Dataset items:
## begin

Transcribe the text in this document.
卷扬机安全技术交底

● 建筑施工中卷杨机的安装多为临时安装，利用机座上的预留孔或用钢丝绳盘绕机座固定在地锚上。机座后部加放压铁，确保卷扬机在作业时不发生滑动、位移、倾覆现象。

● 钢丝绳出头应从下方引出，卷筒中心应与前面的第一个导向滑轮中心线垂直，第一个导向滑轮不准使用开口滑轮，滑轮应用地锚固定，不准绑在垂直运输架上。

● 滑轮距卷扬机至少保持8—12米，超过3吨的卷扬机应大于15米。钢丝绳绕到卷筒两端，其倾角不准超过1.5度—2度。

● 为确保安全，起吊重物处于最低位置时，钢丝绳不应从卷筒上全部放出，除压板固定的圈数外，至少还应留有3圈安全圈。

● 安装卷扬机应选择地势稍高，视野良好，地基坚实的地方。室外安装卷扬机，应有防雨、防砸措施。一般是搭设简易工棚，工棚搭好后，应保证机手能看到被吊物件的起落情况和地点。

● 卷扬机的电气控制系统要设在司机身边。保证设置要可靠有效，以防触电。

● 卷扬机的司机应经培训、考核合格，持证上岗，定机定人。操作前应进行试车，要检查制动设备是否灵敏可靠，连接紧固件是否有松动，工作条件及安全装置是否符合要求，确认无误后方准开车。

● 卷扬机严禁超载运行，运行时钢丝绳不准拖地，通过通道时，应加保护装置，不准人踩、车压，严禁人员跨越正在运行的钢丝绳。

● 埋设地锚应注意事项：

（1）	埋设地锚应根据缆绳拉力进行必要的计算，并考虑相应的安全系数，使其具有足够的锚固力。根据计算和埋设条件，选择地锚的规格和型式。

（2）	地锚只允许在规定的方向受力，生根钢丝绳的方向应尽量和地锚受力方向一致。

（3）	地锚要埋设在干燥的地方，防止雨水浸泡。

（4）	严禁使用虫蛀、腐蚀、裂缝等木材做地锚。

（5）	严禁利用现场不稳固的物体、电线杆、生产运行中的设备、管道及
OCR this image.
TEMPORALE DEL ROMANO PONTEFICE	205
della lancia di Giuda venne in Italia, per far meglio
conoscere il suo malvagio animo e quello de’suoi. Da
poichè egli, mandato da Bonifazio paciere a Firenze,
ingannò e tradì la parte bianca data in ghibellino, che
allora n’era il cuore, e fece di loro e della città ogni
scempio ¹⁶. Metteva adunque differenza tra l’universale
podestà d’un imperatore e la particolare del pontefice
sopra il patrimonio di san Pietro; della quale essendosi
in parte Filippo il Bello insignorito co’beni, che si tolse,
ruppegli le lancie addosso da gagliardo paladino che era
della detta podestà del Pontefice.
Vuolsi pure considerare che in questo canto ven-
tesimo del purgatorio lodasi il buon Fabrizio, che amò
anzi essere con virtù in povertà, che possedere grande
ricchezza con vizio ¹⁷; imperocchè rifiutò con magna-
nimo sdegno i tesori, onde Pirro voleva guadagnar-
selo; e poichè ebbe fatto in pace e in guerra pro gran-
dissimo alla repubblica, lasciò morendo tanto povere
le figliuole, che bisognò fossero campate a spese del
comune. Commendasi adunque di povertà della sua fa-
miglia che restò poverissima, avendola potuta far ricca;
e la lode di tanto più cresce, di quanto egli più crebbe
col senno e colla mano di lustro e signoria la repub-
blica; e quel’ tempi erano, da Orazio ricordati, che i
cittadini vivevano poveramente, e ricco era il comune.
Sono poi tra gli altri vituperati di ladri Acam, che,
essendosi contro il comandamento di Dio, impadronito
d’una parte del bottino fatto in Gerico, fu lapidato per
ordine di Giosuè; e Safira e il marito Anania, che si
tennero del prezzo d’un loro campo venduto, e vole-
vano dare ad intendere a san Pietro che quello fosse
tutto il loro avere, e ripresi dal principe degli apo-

## end

▶ Work to be completed
Each line of the material must be restated exactly.

▶ Answer to the exercise
Transcribe the text in this document.
卷扬机安全技术交底

● 建筑施工中卷杨机的安装多为临时安装，利用机座上的预留孔或用钢丝绳盘绕机座固定在地锚上。机座后部加放压铁，确保卷扬机在作业时不发生滑动、位移、倾覆现象。

● 钢丝绳出头应从下方引出，卷筒中心应与前面的第一个导向滑轮中心线垂直，第一个导向滑轮不准使用开口滑轮，滑轮应用地锚固定，不准绑在垂直运输架上。

● 滑轮距卷扬机至少保持8—12米，超过3吨的卷扬机应大于15米。钢丝绳绕到卷筒两端，其倾角不准超过1.5度—2度。

● 为确保安全，起吊重物处于最低位置时，钢丝绳不应从卷筒上全部放出，除压板固定的圈数外，至少还应留有3圈安全圈。

● 安装卷扬机应选择地势稍高，视野良好，地基坚实的地方。室外安装卷扬机，应有防雨、防砸措施。一般是搭设简易工棚，工棚搭好后，应保证机手能看到被吊物件的起落情况和地点。

● 卷扬机的电气控制系统要设在司机身边。保证设置要可靠有效，以防触电。

● 卷扬机的司机应经培训、考核合格，持证上岗，定机定人。操作前应进行试车，要检查制动设备是否灵敏可靠，连接紧固件是否有松动，工作条件及安全装置是否符合要求，确认无误后方准开车。

● 卷扬机严禁超载运行，运行时钢丝绳不准拖地，通过通道时，应加保护装置，不准人踩、车压，严禁人员跨越正在运行的钢丝绳。

● 埋设地锚应注意事项：

（1）	埋设地锚应根据缆绳拉力进行必要的计算，并考虑相应的安全系数，使其具有足够的锚固力。根据计算和埋设条件，选择地锚的规格和型式。

（2）	地锚只允许在规定的方向受力，生根钢丝绳的方向应尽量和地锚受力方向一致。

（3）	地锚要埋设在干燥的地方，防止雨水浸泡。

（4）	严禁使用虫蛀、腐蚀、裂缝等木材做地锚。

（5）	严禁利用现场不稳固的物体、电线杆、生产运行中的设备、管道及
OCR this image.
TEMPORALE DEL ROMANO PONTEFICE	205
della lancia di Giuda venne in Italia, per far meglio
conoscere il suo malvagio animo e quello de’suoi. Da
poichè egli, mandato da Bonifazio paciere a Firenze,
ingannò e tradì la parte bianca data in ghibellino, che
allora n’era il cuore, e fece di loro e della città ogni
scempio ¹⁶. Metteva adunque differenza tra l’universale
podestà d’un imperatore e la particolare del pontefice
sopra il patrimonio di san Pietro; della quale essendosi
in parte Filippo il Bello insignorito co’beni, che si tolse,
ruppegli le lancie addosso da gagliardo paladino che era
della detta podestà del Pontefice.
Vuolsi pure considerare che in questo canto ven-
tesimo del purgatorio lodasi il buon Fabrizio, che amò
anzi essere con virtù in povertà, che possedere grande
ricchezza con vizio ¹⁷; imperocchè rifiutò con magna-
nimo sdegno i tesori, onde Pirro voleva guadagnar-
selo; e poichè ebbe fatto in pace e in guerra pro gran-
dissimo alla repubblica, lasciò morendo tanto povere
le figliuole, che bisognò fossero campate a spese del
comune. Commendasi adunque di povertà della sua fa-
miglia che restò poverissima, avendola potuta far ricca;
e la lode di tanto più cresce, di quanto egli più crebbe
col senno e colla mano di lustro e signoria la repub-
blica; e quel’ tempi erano, da Orazio ricordati, che i
cittadini vivevano poveramente, e ricco era il comune.
Sono poi tra gli altri vituperati di ladri Acam, che,
essendosi contro il comandamento di Dio, impadronito
d’una parte del bottino fatto in Gerico, fu lapidato per
ordine di Giosuè; e Safira e il marito Anania, che si
tennero del prezzo d’un loro campo venduto, e vole-
vano dare ad intendere a san Pietro che quello fosse
tutto il loro avere, e ripresi dal principe degli apo-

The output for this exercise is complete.